Will you write out the data exactly, excluding every picture?

□ □ □ □ □ □ □

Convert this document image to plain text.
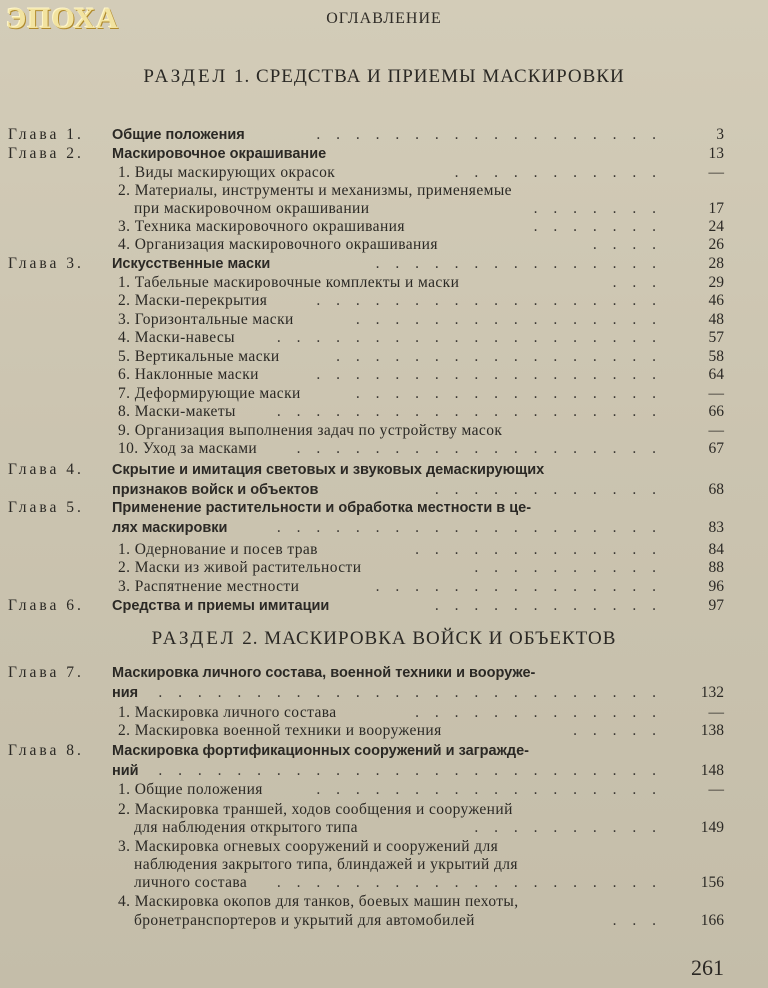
ЭПОХА	ОГЛАВЛЕНИЕ
РАЗДЕЛ 1. СРЕДСТВА И ПРИЕМЫ МАСКИРОВКИ
РАЗДЕЛ 2. МАСКИРОВКА ВОЙСК И ОБЪЕКТОВ
Глава 1. Общие положения	. . . . . . . . . . . . . . . . . .	3
Глава 2. Маскировочное окрашивание	13
1. Виды маскирующих окрасок	. . . . . . . . . . .	—
2. Материалы, инструменты и механизмы, применяемые
при маскировочном окрашивании	. . . . . . .	17
3. Техника маскировочного окрашивания	. . . . . . .	24
4. Организация маскировочного окрашивания	. . . .	26
Глава 3. Искусственные маски	. . . . . . . . . . . . . . .	28
1. Табельные маскировочные комплекты и маски	. . .	29
2. Маски-перекрытия	. . . . . . . . . . . . . . . . . .	46
3. Горизонтальные маски	. . . . . . . . . . . . . . . .	48
4. Маски-навесы	. . . . . . . . . . . . . . . . . . . .	57
5. Вертикальные маски	. . . . . . . . . . . . . . . . .	58
6. Наклонные маски	. . . . . . . . . . . . . . . . . .	64
7. Деформирующие маски	. . . . . . . . . . . . . . . .	—
8. Маски-макеты	. . . . . . . . . . . . . . . . . . . .	66
9. Организация выполнения задач по устройству масок	—
10. Уход за масками	. . . . . . . . . . . . . . . . . . .	67
Глава 4. Скрытие и имитация световых и звуковых демаскирующих
признаков войск и объектов	. . . . . . . . . . . .	68
Глава 5. Применение растительности и обработка местности в це-
лях маскировки	. . . . . . . . . . . . . . . . . . . .	83
1. Одернование и посев трав	. . . . . . . . . . . . .	84
2. Маски из живой растительности	. . . . . . . . . .	88
3. Распятнение местности	. . . . . . . . . . . . . . .	96
Глава 6. Средства и приемы имитации	. . . . . . . . . . . .	97
Глава 7. Маскировка личного состава, военной техники и вооруже-
ния . . . . . . . . . . . . . . . . . . . . . . . . . .	132
1. Маскировка личного состава	. . . . . . . . . . . . .	—
2. Маскировка военной техники и вооружения	. . . . .	138
Глава 8. Маскировка фортификационных сооружений и загражде-
ний . . . . . . . . . . . . . . . . . . . . . . . . . .	148
1. Общие положения	. . . . . . . . . . . . . . . . . .	—
2. Маскировка траншей, ходов сообщения и сооружений
для наблюдения открытого типа	. . . . . . . . . .	149
3. Маскировка огневых сооружений и сооружений для
наблюдения закрытого типа, блиндажей и укрытий для
личного состава . . . . . . . . . . . . . . . . . . . .	156
4. Маскировка окопов для танков, боевых машин пехоты,
бронетранспортеров и укрытий для автомобилей	. . .	166
261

□ □ □ □ □ □ □

◆ **RESULT BELOW**:
Convert this document image to plain text.
ЭПОХА	ОГЛАВЛЕНИЕ
РАЗДЕЛ 1. СРЕДСТВА И ПРИЕМЫ МАСКИРОВКИ
РАЗДЕЛ 2. МАСКИРОВКА ВОЙСК И ОБЪЕКТОВ
Глава 1. Общие положения	. . . . . . . . . . . . . . . . . .	3
Глава 2. Маскировочное окрашивание	13
1. Виды маскирующих окрасок	. . . . . . . . . . .	—
2. Материалы, инструменты и механизмы, применяемые
при маскировочном окрашивании	. . . . . . .	17
3. Техника маскировочного окрашивания	. . . . . . .	24
4. Организация маскировочного окрашивания	. . . .	26
Глава 3. Искусственные маски	. . . . . . . . . . . . . . .	28
1. Табельные маскировочные комплекты и маски	. . .	29
2. Маски-перекрытия	. . . . . . . . . . . . . . . . . .	46
3. Горизонтальные маски	. . . . . . . . . . . . . . . .	48
4. Маски-навесы	. . . . . . . . . . . . . . . . . . . .	57
5. Вертикальные маски	. . . . . . . . . . . . . . . . .	58
6. Наклонные маски	. . . . . . . . . . . . . . . . . .	64
7. Деформирующие маски	. . . . . . . . . . . . . . . .	—
8. Маски-макеты	. . . . . . . . . . . . . . . . . . . .	66
9. Организация выполнения задач по устройству масок	—
10. Уход за масками	. . . . . . . . . . . . . . . . . . .	67
Глава 4. Скрытие и имитация световых и звуковых демаскирующих
признаков войск и объектов	. . . . . . . . . . . .	68
Глава 5. Применение растительности и обработка местности в це-
лях маскировки	. . . . . . . . . . . . . . . . . . . .	83
1. Одернование и посев трав	. . . . . . . . . . . . .	84
2. Маски из живой растительности	. . . . . . . . . .	88
3. Распятнение местности	. . . . . . . . . . . . . . .	96
Глава 6. Средства и приемы имитации	. . . . . . . . . . . .	97
Глава 7. Маскировка личного состава, военной техники и вооруже-
ния . . . . . . . . . . . . . . . . . . . . . . . . . .	132
1. Маскировка личного состава	. . . . . . . . . . . . .	—
2. Маскировка военной техники и вооружения	. . . . .	138
Глава 8. Маскировка фортификационных сооружений и загражде-
ний . . . . . . . . . . . . . . . . . . . . . . . . . .	148
1. Общие положения	. . . . . . . . . . . . . . . . . .	—
2. Маскировка траншей, ходов сообщения и сооружений
для наблюдения открытого типа	. . . . . . . . . .	149
3. Маскировка огневых сооружений и сооружений для
наблюдения закрытого типа, блиндажей и укрытий для
личного состава . . . . . . . . . . . . . . . . . . . .	156
4. Маскировка окопов для танков, боевых машин пехоты,
бронетранспортеров и укрытий для автомобилей	. . .	166
261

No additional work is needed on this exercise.